**Texte extrait**
━━━
Sociologie de Marseille par Michel Peraldi, Claire Duport et Michel Samson
L’interview
Michel Peraldi
L’anthropologue et directeur de recherche au CNRS a accepté de nous répondre pour faire suite à la sortie de son dernier essai, Sociologie de Marseille, rédigé avec Claire Duport et Michel Samson. Dix ans après le très remarqué Gouverner Marseille, il convient notamment de démystifier les contours d’une ville qui, si elle semble toujours largement mal comprise, n’a de cesse de faire valser les cœurs.
Votre livre pointe notamment du doigt le fait que Marseille n’est plus une ville cosmopolite, ni une ville de passage, de brassage, mais une ville de petits propriétaires issus des classes moyennes, pour la plupart sédentaires et âgés. Qu’a-t-elle à gagner à ce qu’on la regarde comme « une ville comme les autres » ?
Ce n’est pas Marseille qui a à y gagner, mais plutôt la connaissance sociologique sur cette ville. Je ne travaille ni à dégrader ni à améliorer l’image de Marseille. J’essaie d’ouvrir une fenêtre sur une sorte de réalisme sociologique. A quoi ça sert sur le plan idéologique ? Ce n’est pas à moi de le dire.
Mais le fait de ranger une ville dans un cliché ne permet-il pas de s’en prémunir ?
━━━
**Données fournies**
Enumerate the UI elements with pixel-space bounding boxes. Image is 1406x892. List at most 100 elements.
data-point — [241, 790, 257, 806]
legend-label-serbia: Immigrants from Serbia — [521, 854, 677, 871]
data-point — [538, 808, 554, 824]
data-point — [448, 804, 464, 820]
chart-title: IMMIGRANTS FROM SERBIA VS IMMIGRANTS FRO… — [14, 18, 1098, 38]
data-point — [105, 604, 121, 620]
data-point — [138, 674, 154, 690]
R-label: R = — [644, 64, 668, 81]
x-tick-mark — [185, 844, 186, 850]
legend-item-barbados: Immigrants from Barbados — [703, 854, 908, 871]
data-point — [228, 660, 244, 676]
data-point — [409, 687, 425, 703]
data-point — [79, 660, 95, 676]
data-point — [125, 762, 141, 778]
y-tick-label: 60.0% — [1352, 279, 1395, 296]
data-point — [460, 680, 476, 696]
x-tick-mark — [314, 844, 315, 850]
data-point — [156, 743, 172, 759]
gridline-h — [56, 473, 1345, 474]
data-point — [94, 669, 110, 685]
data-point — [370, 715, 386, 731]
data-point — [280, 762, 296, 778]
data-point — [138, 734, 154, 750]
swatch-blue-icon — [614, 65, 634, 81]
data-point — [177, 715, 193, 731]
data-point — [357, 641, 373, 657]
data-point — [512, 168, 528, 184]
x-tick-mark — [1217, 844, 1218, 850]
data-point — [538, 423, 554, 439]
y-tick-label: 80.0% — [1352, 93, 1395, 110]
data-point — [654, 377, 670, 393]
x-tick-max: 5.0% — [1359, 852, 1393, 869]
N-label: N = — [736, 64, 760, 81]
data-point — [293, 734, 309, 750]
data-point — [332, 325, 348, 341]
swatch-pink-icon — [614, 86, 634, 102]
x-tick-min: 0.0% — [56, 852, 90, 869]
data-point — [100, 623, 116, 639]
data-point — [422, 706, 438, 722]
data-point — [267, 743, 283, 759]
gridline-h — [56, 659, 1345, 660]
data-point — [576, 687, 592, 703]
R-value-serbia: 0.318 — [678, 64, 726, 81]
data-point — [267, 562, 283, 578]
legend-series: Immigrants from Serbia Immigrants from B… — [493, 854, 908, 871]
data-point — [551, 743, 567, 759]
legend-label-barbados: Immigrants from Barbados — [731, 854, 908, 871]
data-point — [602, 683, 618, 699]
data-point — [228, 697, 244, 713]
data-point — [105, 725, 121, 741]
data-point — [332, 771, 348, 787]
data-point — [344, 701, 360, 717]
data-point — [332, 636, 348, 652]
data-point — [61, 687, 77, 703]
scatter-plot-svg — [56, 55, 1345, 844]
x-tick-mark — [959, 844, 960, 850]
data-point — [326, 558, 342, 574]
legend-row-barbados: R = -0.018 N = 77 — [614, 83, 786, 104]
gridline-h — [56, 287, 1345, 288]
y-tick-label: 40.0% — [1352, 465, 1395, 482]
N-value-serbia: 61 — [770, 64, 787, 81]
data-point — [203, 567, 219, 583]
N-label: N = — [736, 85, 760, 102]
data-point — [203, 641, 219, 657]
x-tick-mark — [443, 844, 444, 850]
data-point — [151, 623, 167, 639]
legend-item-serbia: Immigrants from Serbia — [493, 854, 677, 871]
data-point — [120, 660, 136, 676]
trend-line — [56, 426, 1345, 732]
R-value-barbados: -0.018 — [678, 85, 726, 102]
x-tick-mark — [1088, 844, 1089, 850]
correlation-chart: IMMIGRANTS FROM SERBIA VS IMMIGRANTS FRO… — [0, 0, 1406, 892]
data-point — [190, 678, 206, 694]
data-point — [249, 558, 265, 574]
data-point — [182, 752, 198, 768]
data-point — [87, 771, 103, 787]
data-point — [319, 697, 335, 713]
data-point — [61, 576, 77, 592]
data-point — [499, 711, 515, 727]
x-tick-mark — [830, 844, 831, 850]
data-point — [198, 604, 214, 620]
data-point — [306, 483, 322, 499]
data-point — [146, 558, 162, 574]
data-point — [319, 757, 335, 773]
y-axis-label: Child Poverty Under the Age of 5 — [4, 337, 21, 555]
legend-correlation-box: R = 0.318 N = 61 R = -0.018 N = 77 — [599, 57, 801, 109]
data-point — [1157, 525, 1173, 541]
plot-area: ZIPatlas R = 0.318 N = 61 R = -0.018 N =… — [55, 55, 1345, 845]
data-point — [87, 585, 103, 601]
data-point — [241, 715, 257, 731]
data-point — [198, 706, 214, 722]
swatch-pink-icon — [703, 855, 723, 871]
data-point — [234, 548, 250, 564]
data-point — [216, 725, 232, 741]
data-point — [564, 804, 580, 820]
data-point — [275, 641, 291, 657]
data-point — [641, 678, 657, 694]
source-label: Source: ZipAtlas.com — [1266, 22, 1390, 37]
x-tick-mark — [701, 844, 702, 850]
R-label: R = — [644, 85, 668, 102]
━━━
**Consignes de travail**
• A. Selon l'entretien sur la sociologie de Marseille, avec qui Michel Peraldi a-t-il écrit son dernier essai ?
• B. Rédigez la suite de l'entretien sur la sociologie de Marseille, à partir de sa dernière phrase.

**Réponses par consigne**
• A. Avec Claire Duport et Michel Samson.

• B.
Oui, mais ça ne me gêne pas, les légendes urbaines, c’est plutôt rigolo, mais sur le plan sociologique, on ne peut pas passer son temps à égrener des clichés et dire des contrevérités. Quand on prend l’exemple du cosmopolitisme, c’est un mythe, même si Marseille a réellement été à un moment donné de son histoire une ville cosmopolite. Aujourd’hui, elle ne l’est plus, peut-être qu’elle le redeviendra. Ce mythe peut paraître sympathique, mais jusqu’à quand n’y sommes-nous pas taxés d’étrangeté lorsque l’on n’y est pas « de souche », comme le disent certains politiques ? C’est tout l’envers du décor.
Vous parlez d’une « théorisation de l’ethnicité à Marseille ». Cette habitude de vouloir distinguer les origines des Marseillais ne serait-elle pas finalement un marqueur de l’incapacité du gouvernement français à reconnaître le multiculturalisme de ses citoyens ?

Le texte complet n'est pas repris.